## Task to complete
Below is a block of records. Copy every line in it that contains the word "toning".

Stored items from a collection

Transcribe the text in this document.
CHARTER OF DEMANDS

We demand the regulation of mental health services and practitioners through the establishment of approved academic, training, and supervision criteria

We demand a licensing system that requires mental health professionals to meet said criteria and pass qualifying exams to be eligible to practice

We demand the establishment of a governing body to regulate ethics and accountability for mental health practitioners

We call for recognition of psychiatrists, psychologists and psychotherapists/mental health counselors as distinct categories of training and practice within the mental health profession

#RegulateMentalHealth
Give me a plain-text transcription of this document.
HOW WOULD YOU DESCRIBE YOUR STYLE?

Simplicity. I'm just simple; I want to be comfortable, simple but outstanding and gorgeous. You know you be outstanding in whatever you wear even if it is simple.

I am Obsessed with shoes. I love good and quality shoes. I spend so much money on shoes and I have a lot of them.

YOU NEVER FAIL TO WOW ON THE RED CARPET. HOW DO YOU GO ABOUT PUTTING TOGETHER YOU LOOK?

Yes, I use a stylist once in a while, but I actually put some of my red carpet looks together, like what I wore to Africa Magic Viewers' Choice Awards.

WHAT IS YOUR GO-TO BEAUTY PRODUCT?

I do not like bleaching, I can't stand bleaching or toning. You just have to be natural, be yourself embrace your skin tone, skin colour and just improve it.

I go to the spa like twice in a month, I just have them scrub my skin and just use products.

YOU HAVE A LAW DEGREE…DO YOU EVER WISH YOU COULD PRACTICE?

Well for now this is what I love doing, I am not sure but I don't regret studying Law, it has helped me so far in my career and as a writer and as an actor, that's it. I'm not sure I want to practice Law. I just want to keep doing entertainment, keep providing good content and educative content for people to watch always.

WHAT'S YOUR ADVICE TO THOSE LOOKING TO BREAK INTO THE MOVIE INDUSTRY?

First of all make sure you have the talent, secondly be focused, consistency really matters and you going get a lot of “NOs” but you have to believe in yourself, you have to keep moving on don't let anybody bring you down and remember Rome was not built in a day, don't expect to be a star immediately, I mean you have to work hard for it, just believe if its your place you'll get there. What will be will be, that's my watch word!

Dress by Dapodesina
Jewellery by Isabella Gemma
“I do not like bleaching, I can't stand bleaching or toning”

## Full response
I do not like bleaching, I can't stand bleaching or toning. You just have to be natural, be yourself embrace your skin tone, skin colour and just improve it.
“I do not like bleaching, I can't stand bleaching or toning”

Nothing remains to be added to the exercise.